[Begin RECORDS PROVIDED]

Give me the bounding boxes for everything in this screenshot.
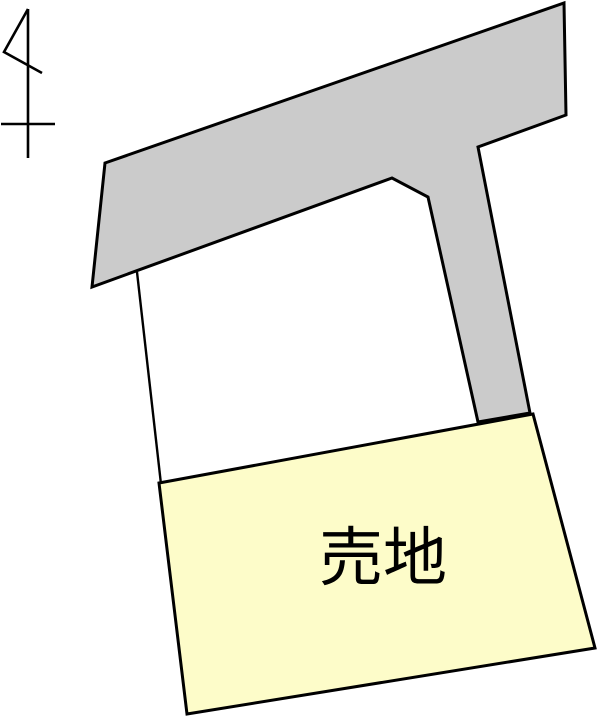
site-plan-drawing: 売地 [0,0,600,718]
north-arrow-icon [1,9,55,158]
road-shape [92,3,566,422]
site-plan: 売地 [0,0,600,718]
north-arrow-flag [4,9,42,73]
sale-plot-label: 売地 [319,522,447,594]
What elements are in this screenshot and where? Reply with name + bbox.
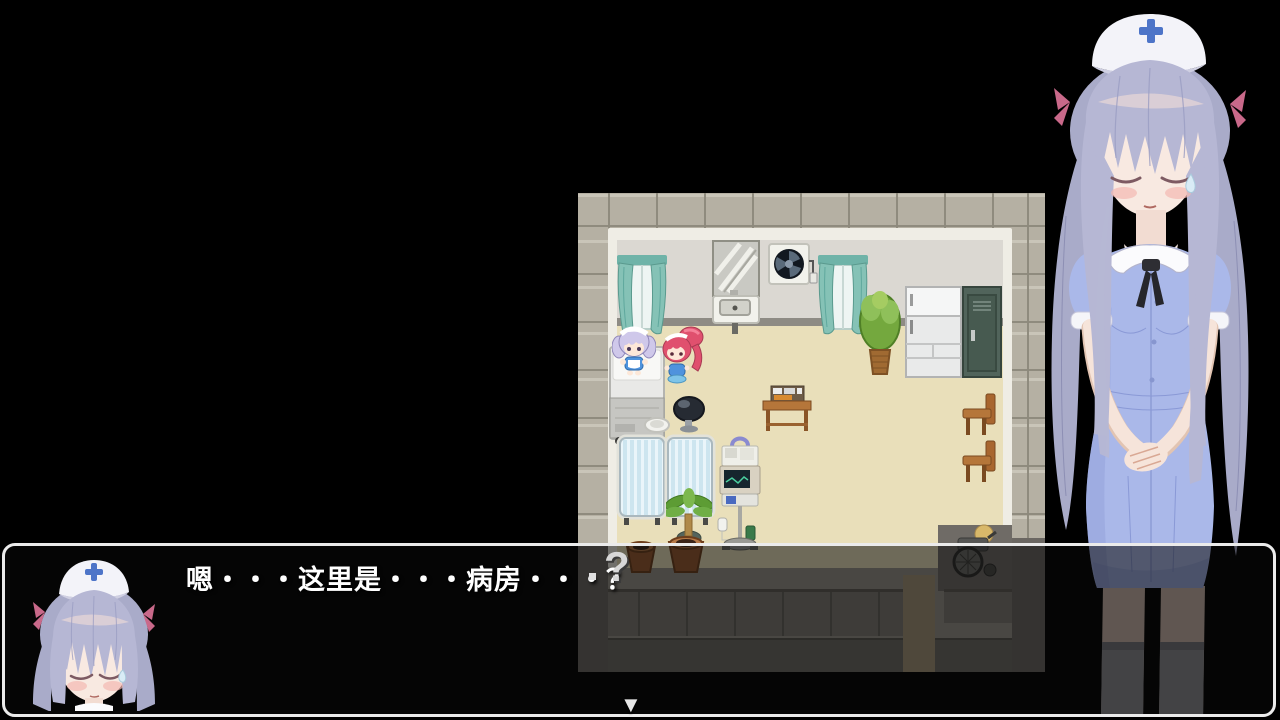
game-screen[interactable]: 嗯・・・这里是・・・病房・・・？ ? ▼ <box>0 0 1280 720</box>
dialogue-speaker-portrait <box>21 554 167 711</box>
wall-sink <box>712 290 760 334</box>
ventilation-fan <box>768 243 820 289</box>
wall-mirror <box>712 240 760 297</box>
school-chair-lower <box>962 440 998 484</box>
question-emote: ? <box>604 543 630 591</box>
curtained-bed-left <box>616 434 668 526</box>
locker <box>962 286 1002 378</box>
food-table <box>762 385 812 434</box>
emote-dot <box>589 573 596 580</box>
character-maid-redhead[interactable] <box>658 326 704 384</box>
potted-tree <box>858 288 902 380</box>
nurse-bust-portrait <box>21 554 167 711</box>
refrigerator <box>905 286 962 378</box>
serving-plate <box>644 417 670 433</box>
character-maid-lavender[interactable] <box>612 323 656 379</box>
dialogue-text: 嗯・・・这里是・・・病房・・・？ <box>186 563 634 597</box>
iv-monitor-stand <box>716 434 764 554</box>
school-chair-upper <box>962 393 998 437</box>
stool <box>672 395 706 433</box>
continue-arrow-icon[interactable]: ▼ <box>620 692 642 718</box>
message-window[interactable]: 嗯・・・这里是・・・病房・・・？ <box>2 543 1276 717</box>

[End RECORDS PROVIDED]
[Begin RECORDS PROVIDED]

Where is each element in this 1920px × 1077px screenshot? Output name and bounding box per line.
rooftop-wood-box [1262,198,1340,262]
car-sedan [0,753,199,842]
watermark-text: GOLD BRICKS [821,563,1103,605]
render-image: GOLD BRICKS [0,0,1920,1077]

[End RECORDS PROVIDED]

SET TASK: Output the records above exactly as they appear, everything from the line containing "Give me the" down to the line containing "sale-plot-label: 売地 [319,522,447,594]", with both of those lines included and the pictures left out.

RESULT OF THIS EXERCISE:
Give me the bounding boxes for everything in this screenshot.
site-plan-drawing: 売地 [0,0,600,718]
north-arrow-icon [1,9,55,158]
road-shape [92,3,566,422]
site-plan: 売地 [0,0,600,718]
north-arrow-flag [4,9,42,73]
sale-plot-label: 売地 [319,522,447,594]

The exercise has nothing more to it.